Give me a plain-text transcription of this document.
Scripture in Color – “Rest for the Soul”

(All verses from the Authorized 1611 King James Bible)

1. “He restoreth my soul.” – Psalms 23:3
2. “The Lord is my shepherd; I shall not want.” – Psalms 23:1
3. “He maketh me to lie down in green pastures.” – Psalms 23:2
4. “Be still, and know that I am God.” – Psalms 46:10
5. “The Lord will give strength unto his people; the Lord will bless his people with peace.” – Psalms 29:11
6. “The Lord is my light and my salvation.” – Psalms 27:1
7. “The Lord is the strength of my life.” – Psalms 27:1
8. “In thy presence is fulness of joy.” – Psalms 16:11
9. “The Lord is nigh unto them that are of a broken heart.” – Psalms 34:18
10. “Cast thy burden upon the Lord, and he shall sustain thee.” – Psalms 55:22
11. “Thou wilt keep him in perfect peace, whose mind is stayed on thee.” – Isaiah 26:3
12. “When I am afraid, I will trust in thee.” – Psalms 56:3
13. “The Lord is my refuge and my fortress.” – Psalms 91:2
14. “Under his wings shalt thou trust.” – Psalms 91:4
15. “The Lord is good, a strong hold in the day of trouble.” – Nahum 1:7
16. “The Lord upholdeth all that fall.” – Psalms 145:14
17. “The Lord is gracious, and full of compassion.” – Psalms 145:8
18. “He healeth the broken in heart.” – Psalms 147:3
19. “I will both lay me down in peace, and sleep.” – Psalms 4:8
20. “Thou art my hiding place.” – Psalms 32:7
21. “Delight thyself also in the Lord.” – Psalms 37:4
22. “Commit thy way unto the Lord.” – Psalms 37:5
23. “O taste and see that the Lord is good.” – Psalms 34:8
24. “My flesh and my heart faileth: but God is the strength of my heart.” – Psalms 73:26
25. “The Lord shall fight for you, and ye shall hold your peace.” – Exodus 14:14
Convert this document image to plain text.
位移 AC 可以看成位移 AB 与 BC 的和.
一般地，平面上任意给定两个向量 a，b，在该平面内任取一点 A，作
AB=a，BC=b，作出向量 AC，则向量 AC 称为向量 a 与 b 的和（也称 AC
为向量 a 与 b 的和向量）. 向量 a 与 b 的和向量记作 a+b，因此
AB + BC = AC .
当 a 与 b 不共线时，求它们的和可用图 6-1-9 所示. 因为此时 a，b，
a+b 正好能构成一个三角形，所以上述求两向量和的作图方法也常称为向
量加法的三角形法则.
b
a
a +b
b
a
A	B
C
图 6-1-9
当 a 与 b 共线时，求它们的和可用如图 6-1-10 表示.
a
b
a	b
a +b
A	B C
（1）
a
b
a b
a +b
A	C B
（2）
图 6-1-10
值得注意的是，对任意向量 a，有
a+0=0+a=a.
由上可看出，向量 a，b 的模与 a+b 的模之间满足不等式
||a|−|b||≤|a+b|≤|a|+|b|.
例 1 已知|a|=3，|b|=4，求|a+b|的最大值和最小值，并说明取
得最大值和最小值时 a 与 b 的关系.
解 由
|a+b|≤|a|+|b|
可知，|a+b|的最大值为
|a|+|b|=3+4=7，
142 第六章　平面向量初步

===============

Work to do
Write out the full listing exactly as given.

Result for this exercise
Give me a plain-text transcription of this document.
Scripture in Color – “Rest for the Soul”

(All verses from the Authorized 1611 King James Bible)

1. “He restoreth my soul.” – Psalms 23:3
2. “The Lord is my shepherd; I shall not want.” – Psalms 23:1
3. “He maketh me to lie down in green pastures.” – Psalms 23:2
4. “Be still, and know that I am God.” – Psalms 46:10
5. “The Lord will give strength unto his people; the Lord will bless his people with peace.” – Psalms 29:11
6. “The Lord is my light and my salvation.” – Psalms 27:1
7. “The Lord is the strength of my life.” – Psalms 27:1
8. “In thy presence is fulness of joy.” – Psalms 16:11
9. “The Lord is nigh unto them that are of a broken heart.” – Psalms 34:18
10. “Cast thy burden upon the Lord, and he shall sustain thee.” – Psalms 55:22
11. “Thou wilt keep him in perfect peace, whose mind is stayed on thee.” – Isaiah 26:3
12. “When I am afraid, I will trust in thee.” – Psalms 56:3
13. “The Lord is my refuge and my fortress.” – Psalms 91:2
14. “Under his wings shalt thou trust.” – Psalms 91:4
15. “The Lord is good, a strong hold in the day of trouble.” – Nahum 1:7
16. “The Lord upholdeth all that fall.” – Psalms 145:14
17. “The Lord is gracious, and full of compassion.” – Psalms 145:8
18. “He healeth the broken in heart.” – Psalms 147:3
19. “I will both lay me down in peace, and sleep.” – Psalms 4:8
20. “Thou art my hiding place.” – Psalms 32:7
21. “Delight thyself also in the Lord.” – Psalms 37:4
22. “Commit thy way unto the Lord.” – Psalms 37:5
23. “O taste and see that the Lord is good.” – Psalms 34:8
24. “My flesh and my heart faileth: but God is the strength of my heart.” – Psalms 73:26
25. “The Lord shall fight for you, and ye shall hold your peace.” – Exodus 14:14
Convert this document image to plain text.
位移 AC 可以看成位移 AB 与 BC 的和.
一般地，平面上任意给定两个向量 a，b，在该平面内任取一点 A，作
AB=a，BC=b，作出向量 AC，则向量 AC 称为向量 a 与 b 的和（也称 AC
为向量 a 与 b 的和向量）. 向量 a 与 b 的和向量记作 a+b，因此
AB + BC = AC .
当 a 与 b 不共线时，求它们的和可用图 6-1-9 所示. 因为此时 a，b，
a+b 正好能构成一个三角形，所以上述求两向量和的作图方法也常称为向
量加法的三角形法则.
b
a
a +b
b
a
A	B
C
图 6-1-9
当 a 与 b 共线时，求它们的和可用如图 6-1-10 表示.
a
b
a	b
a +b
A	B C
（1）
a
b
a b
a +b
A	C B
（2）
图 6-1-10
值得注意的是，对任意向量 a，有
a+0=0+a=a.
由上可看出，向量 a，b 的模与 a+b 的模之间满足不等式
||a|−|b||≤|a+b|≤|a|+|b|.
例 1 已知|a|=3，|b|=4，求|a+b|的最大值和最小值，并说明取
得最大值和最小值时 a 与 b 的关系.
解 由
|a+b|≤|a|+|b|
可知，|a+b|的最大值为
|a|+|b|=3+4=7，
142 第六章　平面向量初步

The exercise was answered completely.